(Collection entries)
■ ■ ■

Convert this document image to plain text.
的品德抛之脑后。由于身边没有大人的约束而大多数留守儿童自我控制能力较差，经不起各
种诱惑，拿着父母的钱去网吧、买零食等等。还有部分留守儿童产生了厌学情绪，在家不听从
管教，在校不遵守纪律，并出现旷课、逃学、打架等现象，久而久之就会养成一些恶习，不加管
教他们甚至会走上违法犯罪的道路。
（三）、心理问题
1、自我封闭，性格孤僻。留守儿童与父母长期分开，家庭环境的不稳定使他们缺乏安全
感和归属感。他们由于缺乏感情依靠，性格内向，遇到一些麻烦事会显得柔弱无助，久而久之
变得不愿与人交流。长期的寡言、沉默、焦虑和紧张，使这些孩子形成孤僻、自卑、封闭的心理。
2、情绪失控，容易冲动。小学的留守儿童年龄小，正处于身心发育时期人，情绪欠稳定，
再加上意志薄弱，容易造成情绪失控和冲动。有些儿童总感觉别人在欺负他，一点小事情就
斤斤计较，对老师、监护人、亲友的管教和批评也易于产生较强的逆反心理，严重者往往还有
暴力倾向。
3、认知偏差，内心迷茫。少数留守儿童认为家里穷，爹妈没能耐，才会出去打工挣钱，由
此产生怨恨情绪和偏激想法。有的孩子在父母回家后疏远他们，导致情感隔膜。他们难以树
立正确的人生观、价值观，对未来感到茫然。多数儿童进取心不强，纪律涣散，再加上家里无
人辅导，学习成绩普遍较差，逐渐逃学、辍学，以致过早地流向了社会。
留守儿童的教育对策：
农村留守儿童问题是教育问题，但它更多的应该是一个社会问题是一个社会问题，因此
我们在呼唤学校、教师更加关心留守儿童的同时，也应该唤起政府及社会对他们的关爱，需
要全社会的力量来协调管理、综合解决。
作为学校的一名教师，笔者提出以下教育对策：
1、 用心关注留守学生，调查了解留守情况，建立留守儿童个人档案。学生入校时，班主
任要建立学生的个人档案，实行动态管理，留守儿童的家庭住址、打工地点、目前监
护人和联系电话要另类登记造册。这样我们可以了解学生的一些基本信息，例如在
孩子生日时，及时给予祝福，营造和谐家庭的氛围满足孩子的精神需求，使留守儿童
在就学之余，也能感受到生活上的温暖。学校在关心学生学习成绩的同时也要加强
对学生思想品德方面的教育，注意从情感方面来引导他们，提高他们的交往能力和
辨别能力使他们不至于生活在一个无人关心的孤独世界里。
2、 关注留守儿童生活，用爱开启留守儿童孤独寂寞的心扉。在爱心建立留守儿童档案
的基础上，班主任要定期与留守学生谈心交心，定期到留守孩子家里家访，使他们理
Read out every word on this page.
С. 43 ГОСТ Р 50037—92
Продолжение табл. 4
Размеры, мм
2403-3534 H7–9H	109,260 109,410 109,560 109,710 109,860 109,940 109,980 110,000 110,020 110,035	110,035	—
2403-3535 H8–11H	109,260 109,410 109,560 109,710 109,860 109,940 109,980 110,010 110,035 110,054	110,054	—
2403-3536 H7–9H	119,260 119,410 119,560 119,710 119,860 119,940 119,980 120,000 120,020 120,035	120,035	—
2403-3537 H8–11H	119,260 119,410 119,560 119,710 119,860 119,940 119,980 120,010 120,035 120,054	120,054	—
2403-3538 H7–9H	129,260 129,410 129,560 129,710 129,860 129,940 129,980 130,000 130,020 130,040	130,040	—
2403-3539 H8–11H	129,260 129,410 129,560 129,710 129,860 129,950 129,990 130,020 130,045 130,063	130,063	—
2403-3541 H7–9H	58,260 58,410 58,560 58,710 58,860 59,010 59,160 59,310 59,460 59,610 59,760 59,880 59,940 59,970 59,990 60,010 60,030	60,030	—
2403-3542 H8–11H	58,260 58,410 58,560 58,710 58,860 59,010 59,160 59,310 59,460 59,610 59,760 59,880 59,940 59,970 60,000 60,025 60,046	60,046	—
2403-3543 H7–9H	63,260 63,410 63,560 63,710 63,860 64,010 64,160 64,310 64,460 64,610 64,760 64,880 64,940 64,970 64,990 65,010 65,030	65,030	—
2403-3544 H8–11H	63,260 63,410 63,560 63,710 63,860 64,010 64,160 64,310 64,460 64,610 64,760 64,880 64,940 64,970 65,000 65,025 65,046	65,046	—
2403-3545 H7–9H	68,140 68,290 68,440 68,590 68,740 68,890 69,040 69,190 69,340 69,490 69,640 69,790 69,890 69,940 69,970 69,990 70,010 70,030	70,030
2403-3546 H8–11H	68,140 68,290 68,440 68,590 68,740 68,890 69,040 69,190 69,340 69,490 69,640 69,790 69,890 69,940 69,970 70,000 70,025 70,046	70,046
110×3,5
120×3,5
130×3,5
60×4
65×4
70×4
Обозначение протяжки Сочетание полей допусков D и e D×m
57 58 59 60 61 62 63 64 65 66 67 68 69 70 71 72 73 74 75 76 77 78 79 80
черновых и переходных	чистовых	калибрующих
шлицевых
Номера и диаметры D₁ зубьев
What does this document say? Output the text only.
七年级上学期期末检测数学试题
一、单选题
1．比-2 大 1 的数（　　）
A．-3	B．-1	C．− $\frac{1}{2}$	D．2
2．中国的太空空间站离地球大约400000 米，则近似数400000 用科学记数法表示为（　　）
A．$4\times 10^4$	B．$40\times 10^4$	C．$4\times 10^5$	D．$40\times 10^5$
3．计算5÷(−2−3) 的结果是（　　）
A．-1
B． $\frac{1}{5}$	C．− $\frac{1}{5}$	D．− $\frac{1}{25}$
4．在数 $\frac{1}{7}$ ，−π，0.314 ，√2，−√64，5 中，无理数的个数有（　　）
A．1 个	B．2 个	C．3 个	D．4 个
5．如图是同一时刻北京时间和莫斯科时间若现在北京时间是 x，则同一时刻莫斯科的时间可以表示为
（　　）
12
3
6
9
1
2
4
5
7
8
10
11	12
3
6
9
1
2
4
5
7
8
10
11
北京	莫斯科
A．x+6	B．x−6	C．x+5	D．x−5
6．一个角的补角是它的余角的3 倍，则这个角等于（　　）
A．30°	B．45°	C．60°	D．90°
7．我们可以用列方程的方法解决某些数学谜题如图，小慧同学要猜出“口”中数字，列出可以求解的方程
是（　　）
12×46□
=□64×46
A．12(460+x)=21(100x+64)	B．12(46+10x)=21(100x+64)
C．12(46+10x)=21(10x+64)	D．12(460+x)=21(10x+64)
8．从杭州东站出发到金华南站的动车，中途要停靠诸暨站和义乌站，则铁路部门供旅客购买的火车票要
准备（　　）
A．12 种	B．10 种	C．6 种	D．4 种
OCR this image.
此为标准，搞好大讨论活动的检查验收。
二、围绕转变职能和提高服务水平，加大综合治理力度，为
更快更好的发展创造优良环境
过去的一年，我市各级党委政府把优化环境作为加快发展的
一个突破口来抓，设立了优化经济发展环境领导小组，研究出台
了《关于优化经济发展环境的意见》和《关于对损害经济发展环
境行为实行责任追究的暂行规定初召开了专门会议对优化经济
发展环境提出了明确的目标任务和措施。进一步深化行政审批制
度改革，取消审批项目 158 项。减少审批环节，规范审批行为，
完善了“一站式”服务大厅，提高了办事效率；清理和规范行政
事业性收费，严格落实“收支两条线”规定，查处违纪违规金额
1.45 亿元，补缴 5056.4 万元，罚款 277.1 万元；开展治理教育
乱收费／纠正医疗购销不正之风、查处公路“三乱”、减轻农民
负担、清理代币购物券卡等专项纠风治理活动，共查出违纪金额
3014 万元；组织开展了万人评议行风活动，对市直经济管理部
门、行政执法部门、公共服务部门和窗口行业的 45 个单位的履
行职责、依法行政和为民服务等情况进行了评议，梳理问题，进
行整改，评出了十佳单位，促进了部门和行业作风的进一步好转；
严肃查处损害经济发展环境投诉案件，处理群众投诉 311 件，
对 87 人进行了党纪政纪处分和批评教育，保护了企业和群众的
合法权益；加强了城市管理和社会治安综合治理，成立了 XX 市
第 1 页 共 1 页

■ ■ ■

__WRITTEN EXERCISE__.
Search the preceding listing for "this" and extract every line where it is found.

__EXERCISE RESULT__.
Convert this document image to plain text.
Read out every word on this page.
What does this document say? Output the text only.
OCR this image.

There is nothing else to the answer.